-- BEGIN Data listing --

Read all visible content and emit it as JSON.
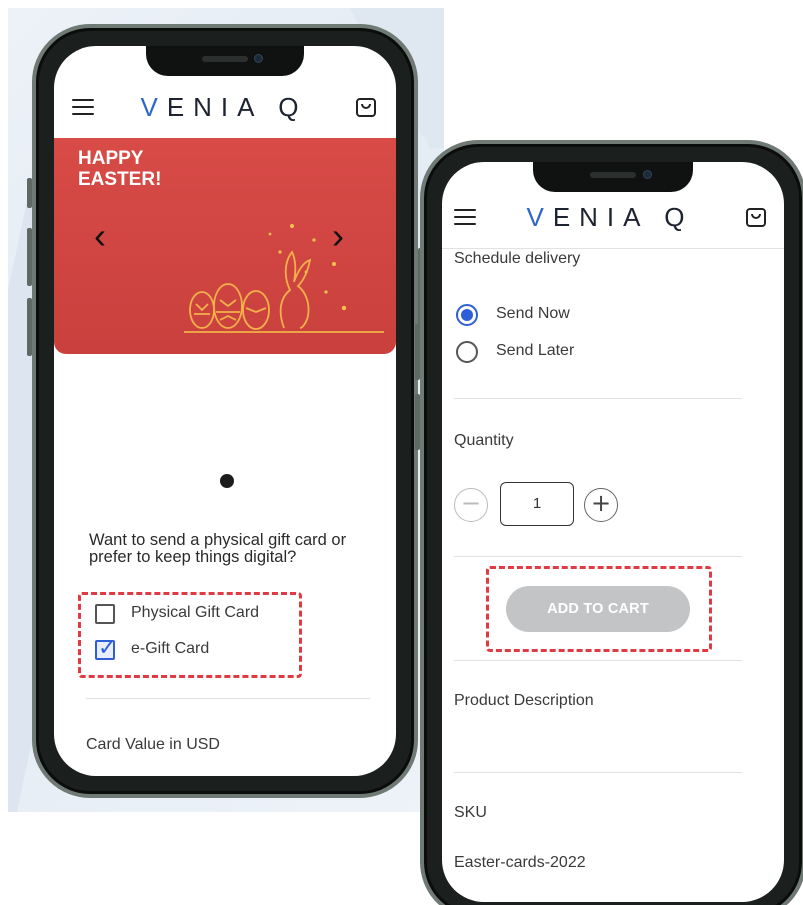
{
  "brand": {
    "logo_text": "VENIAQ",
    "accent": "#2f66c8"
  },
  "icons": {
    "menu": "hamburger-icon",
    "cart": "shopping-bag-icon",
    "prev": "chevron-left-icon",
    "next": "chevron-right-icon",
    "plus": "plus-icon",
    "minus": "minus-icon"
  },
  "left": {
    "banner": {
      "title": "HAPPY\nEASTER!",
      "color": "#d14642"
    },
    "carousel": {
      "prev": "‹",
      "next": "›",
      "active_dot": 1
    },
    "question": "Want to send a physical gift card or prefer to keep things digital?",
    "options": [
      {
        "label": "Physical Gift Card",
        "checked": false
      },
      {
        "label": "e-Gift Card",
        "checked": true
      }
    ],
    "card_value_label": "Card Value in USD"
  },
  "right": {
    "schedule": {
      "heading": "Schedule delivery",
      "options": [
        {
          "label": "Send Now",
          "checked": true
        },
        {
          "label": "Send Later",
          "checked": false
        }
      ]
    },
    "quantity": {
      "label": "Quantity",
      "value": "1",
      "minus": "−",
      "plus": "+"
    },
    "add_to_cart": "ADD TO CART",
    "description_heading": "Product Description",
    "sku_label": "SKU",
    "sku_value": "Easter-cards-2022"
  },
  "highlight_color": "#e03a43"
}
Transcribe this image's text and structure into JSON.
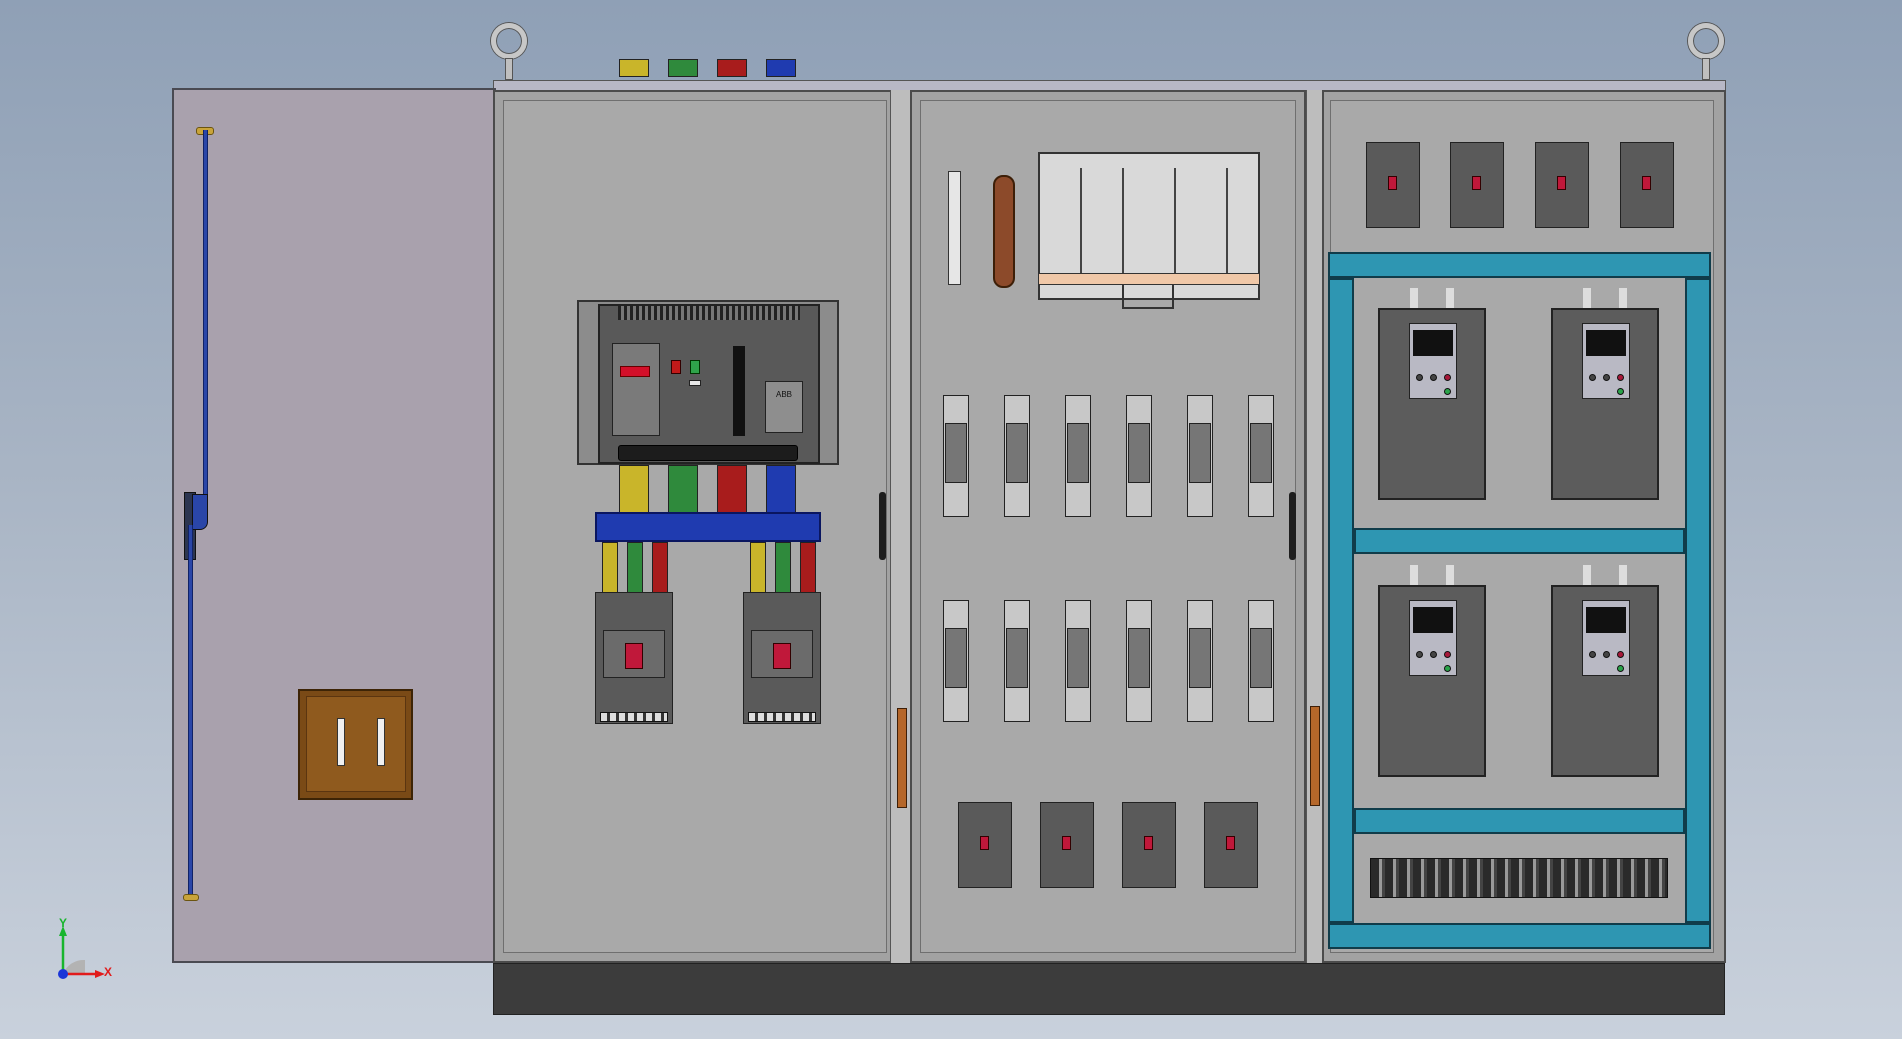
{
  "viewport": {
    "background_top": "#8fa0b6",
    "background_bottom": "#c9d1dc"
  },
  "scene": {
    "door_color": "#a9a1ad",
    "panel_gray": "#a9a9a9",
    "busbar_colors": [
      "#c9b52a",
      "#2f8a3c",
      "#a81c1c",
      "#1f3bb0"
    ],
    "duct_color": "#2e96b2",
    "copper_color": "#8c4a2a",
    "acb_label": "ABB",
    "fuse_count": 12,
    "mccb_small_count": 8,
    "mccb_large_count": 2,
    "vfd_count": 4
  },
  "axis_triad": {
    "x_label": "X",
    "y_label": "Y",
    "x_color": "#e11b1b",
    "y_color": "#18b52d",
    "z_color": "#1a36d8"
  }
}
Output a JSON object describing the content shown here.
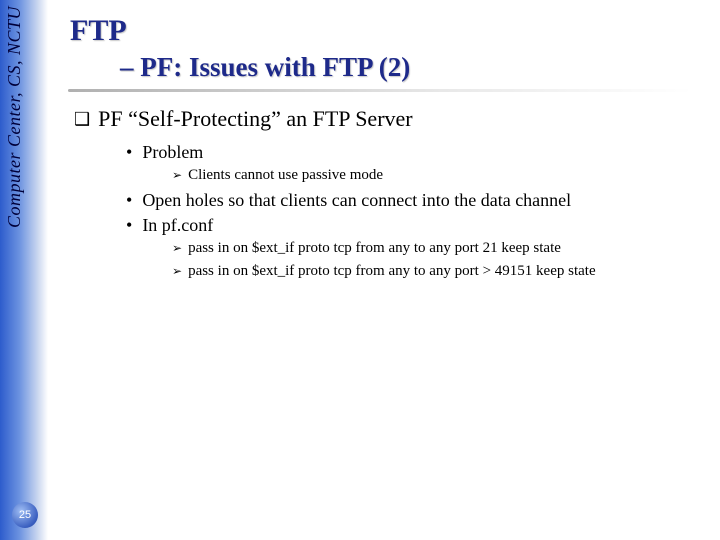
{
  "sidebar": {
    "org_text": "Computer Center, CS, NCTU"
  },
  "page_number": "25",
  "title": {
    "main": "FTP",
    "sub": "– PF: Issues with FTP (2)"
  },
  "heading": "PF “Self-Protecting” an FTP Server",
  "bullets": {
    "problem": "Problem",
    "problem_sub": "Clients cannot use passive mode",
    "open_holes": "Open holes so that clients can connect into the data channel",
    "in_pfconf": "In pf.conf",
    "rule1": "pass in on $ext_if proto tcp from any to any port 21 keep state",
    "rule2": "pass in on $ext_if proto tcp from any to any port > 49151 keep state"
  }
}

-- END Data listing --

Extract only the lines from the one that contains "Output a JSON" through the end of the records, inclusive, and omit every picture.

Output a JSON object describing the content shown here.
{
  "sidebar": {
    "org_text": "Computer Center, CS, NCTU"
  },
  "page_number": "25",
  "title": {
    "main": "FTP",
    "sub": "– PF: Issues with FTP (2)"
  },
  "heading": "PF “Self-Protecting” an FTP Server",
  "bullets": {
    "problem": "Problem",
    "problem_sub": "Clients cannot use passive mode",
    "open_holes": "Open holes so that clients can connect into the data channel",
    "in_pfconf": "In pf.conf",
    "rule1": "pass in on $ext_if proto tcp from any to any port 21 keep state",
    "rule2": "pass in on $ext_if proto tcp from any to any port > 49151 keep state"
  }
}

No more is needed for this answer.